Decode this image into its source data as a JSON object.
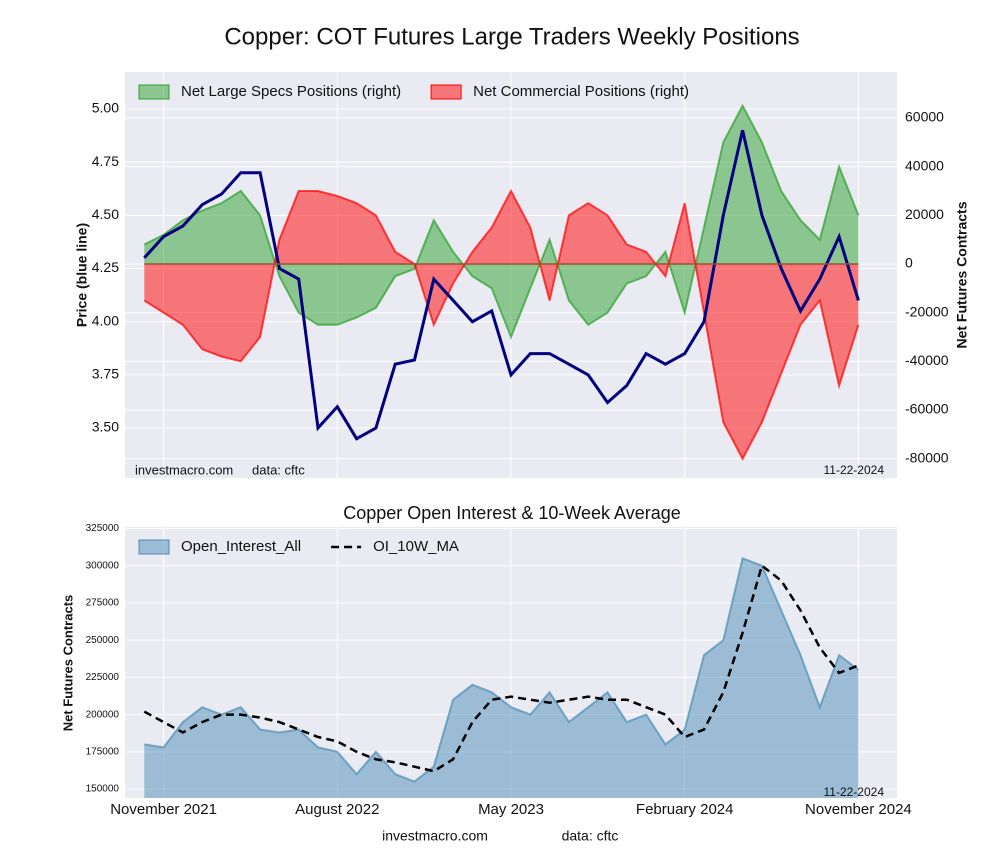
{
  "chart_data": [
    {
      "type": "line",
      "title": "Copper: COT Futures Large Traders Weekly Positions",
      "ylabel": "Price (blue line)",
      "y2label": "Net Futures Contracts",
      "annotations": [
        "investmacro.com",
        "data: cftc",
        "11-22-2024"
      ],
      "x": [
        "2021-10",
        "2021-11",
        "2021-12",
        "2022-01",
        "2022-02",
        "2022-03",
        "2022-04",
        "2022-05",
        "2022-06",
        "2022-07",
        "2022-08",
        "2022-09",
        "2022-10",
        "2022-11",
        "2022-12",
        "2023-01",
        "2023-02",
        "2023-03",
        "2023-04",
        "2023-05",
        "2023-06",
        "2023-07",
        "2023-08",
        "2023-09",
        "2023-10",
        "2023-11",
        "2023-12",
        "2024-01",
        "2024-02",
        "2024-03",
        "2024-04",
        "2024-05",
        "2024-06",
        "2024-07",
        "2024-08",
        "2024-09",
        "2024-10",
        "2024-11"
      ],
      "xlim": [
        "2021-09",
        "2025-01"
      ],
      "ylim": [
        3.265,
        5.174
      ],
      "yticks": [
        {
          "value": 3.5,
          "label": "3.50"
        },
        {
          "value": 3.75,
          "label": "3.75"
        },
        {
          "value": 4.0,
          "label": "4.00"
        },
        {
          "value": 4.25,
          "label": "4.25"
        },
        {
          "value": 4.5,
          "label": "4.50"
        },
        {
          "value": 4.75,
          "label": "4.75"
        },
        {
          "value": 5.0,
          "label": "5.00"
        }
      ],
      "y2lim": [
        -87950,
        78900
      ],
      "y2ticks": [
        -80000,
        -60000,
        -40000,
        -20000,
        0,
        20000,
        40000,
        60000
      ],
      "grid": true,
      "legend": "upper left",
      "series": [
        {
          "type": "area",
          "name": "Net Large Specs Positions (right)",
          "color": "#2ca02c",
          "axis": "y2",
          "values": [
            8000,
            12000,
            18000,
            22000,
            25000,
            30000,
            20000,
            -5000,
            -20000,
            -25000,
            -25000,
            -22000,
            -18000,
            -5000,
            -2000,
            18000,
            5000,
            -5000,
            -10000,
            -30000,
            -10000,
            10000,
            -15000,
            -25000,
            -20000,
            -8000,
            -5000,
            5000,
            -20000,
            15000,
            50000,
            65000,
            50000,
            30000,
            18000,
            10000,
            40000,
            20000
          ]
        },
        {
          "type": "area",
          "name": "Net Commercial Positions (right)",
          "color": "#ff0000",
          "axis": "y2",
          "values": [
            -15000,
            -20000,
            -25000,
            -35000,
            -38000,
            -40000,
            -30000,
            10000,
            30000,
            30000,
            28000,
            25000,
            20000,
            5000,
            0,
            -25000,
            -8000,
            5000,
            15000,
            30000,
            15000,
            -15000,
            20000,
            25000,
            20000,
            8000,
            5000,
            -5000,
            25000,
            -20000,
            -65000,
            -80000,
            -65000,
            -45000,
            -25000,
            -15000,
            -50000,
            -25000
          ]
        },
        {
          "type": "line",
          "color": "#000080",
          "axis": "y",
          "values": [
            4.3,
            4.4,
            4.45,
            4.55,
            4.6,
            4.7,
            4.7,
            4.25,
            4.2,
            3.5,
            3.6,
            3.45,
            3.5,
            3.8,
            3.82,
            4.2,
            4.1,
            4.0,
            4.05,
            3.75,
            3.85,
            3.85,
            3.8,
            3.75,
            3.62,
            3.7,
            3.85,
            3.8,
            3.85,
            4.0,
            4.5,
            4.9,
            4.5,
            4.25,
            4.05,
            4.2,
            4.4,
            4.1
          ]
        }
      ]
    },
    {
      "type": "area",
      "title": "Copper Open Interest & 10-Week Average",
      "ylabel": "Net Futures Contracts",
      "annotations": [
        "11-22-2024"
      ],
      "footer": [
        "investmacro.com",
        "data: cftc"
      ],
      "x": [
        "2021-10",
        "2021-11",
        "2021-12",
        "2022-01",
        "2022-02",
        "2022-03",
        "2022-04",
        "2022-05",
        "2022-06",
        "2022-07",
        "2022-08",
        "2022-09",
        "2022-10",
        "2022-11",
        "2022-12",
        "2023-01",
        "2023-02",
        "2023-03",
        "2023-04",
        "2023-05",
        "2023-06",
        "2023-07",
        "2023-08",
        "2023-09",
        "2023-10",
        "2023-11",
        "2023-12",
        "2024-01",
        "2024-02",
        "2024-03",
        "2024-04",
        "2024-05",
        "2024-06",
        "2024-07",
        "2024-08",
        "2024-09",
        "2024-10",
        "2024-11"
      ],
      "xlim": [
        "2021-09",
        "2025-01"
      ],
      "xticks": [
        {
          "value": "2021-11",
          "label": "November 2021"
        },
        {
          "value": "2022-08",
          "label": "August 2022"
        },
        {
          "value": "2023-05",
          "label": "May 2023"
        },
        {
          "value": "2024-02",
          "label": "February 2024"
        },
        {
          "value": "2024-11",
          "label": "November 2024"
        }
      ],
      "ylim": [
        144000,
        326000
      ],
      "yticks": [
        150000,
        175000,
        200000,
        225000,
        250000,
        275000,
        300000,
        325000
      ],
      "grid": true,
      "legend": "upper left",
      "series": [
        {
          "type": "area",
          "name": "Open_Interest_All",
          "color": "#4c8db5",
          "values": [
            180000,
            178000,
            195000,
            205000,
            200000,
            205000,
            190000,
            188000,
            190000,
            178000,
            175000,
            160000,
            175000,
            160000,
            155000,
            165000,
            210000,
            220000,
            215000,
            205000,
            200000,
            215000,
            195000,
            205000,
            215000,
            195000,
            200000,
            180000,
            190000,
            240000,
            250000,
            305000,
            300000,
            270000,
            240000,
            205000,
            240000,
            230000
          ]
        },
        {
          "type": "line",
          "name": "OI_10W_MA",
          "color": "#000000",
          "dash": true,
          "values": [
            202000,
            195000,
            188000,
            195000,
            200000,
            200000,
            198000,
            195000,
            190000,
            185000,
            182000,
            175000,
            170000,
            168000,
            165000,
            162000,
            170000,
            195000,
            210000,
            212000,
            210000,
            208000,
            210000,
            212000,
            210000,
            210000,
            205000,
            200000,
            185000,
            190000,
            215000,
            255000,
            300000,
            290000,
            270000,
            245000,
            228000,
            233000
          ]
        }
      ]
    }
  ]
}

THE EXERCISE. Scan the material above. Extract every line in which the word "Copper" occurs.

SOLUTION TO THE EXERCISE.
      "title": "Copper: COT Futures Large Traders Weekly Positions",
      "title": "Copper Open Interest & 10-Week Average",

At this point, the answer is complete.